Give every line of the material again, exactly as written.
## START
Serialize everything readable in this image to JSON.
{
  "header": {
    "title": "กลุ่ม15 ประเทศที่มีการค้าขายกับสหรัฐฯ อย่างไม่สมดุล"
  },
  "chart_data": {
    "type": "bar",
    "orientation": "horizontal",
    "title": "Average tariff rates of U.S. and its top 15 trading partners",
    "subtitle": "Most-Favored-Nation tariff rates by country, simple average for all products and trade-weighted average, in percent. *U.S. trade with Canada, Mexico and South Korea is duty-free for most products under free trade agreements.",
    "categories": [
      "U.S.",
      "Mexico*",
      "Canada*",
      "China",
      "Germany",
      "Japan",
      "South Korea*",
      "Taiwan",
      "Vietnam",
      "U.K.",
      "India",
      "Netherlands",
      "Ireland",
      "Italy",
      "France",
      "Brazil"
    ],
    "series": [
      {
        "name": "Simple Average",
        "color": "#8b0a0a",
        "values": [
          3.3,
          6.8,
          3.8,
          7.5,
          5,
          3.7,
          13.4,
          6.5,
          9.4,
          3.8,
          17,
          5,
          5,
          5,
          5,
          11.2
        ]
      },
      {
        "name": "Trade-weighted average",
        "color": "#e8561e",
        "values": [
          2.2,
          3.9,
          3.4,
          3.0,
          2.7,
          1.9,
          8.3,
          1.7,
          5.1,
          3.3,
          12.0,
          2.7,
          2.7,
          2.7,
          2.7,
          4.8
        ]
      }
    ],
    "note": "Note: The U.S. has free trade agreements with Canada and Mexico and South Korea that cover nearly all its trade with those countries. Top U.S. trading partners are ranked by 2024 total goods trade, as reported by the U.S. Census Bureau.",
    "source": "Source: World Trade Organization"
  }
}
## END
** Solution to the exercise **
Serialize everything readable in this image to JSON.
{
  "header": {
    "title": "กลุ่ม15 ประเทศที่มีการค้าขายกับสหรัฐฯ อย่างไม่สมดุล"
  },
  "chart_data": {
    "type": "bar",
    "orientation": "horizontal",
    "title": "Average tariff rates of U.S. and its top 15 trading partners",
    "subtitle": "Most-Favored-Nation tariff rates by country, simple average for all products and trade-weighted average, in percent. *U.S. trade with Canada, Mexico and South Korea is duty-free for most products under free trade agreements.",
    "categories": [
      "U.S.",
      "Mexico*",
      "Canada*",
      "China",
      "Germany",
      "Japan",
      "South Korea*",
      "Taiwan",
      "Vietnam",
      "U.K.",
      "India",
      "Netherlands",
      "Ireland",
      "Italy",
      "France",
      "Brazil"
    ],
    "series": [
      {
        "name": "Simple Average",
        "color": "#8b0a0a",
        "values": [
          3.3,
          6.8,
          3.8,
          7.5,
          5,
          3.7,
          13.4,
          6.5,
          9.4,
          3.8,
          17,
          5,
          5,
          5,
          5,
          11.2
        ]
      },
      {
        "name": "Trade-weighted average",
        "color": "#e8561e",
        "values": [
          2.2,
          3.9,
          3.4,
          3.0,
          2.7,
          1.9,
          8.3,
          1.7,
          5.1,
          3.3,
          12.0,
          2.7,
          2.7,
          2.7,
          2.7,
          4.8
        ]
      }
    ],
    "note": "Note: The U.S. has free trade agreements with Canada and Mexico and South Korea that cover nearly all its trade with those countries. Top U.S. trading partners are ranked by 2024 total goods trade, as reported by the U.S. Census Bureau.",
    "source": "Source: World Trade Organization"
  }
}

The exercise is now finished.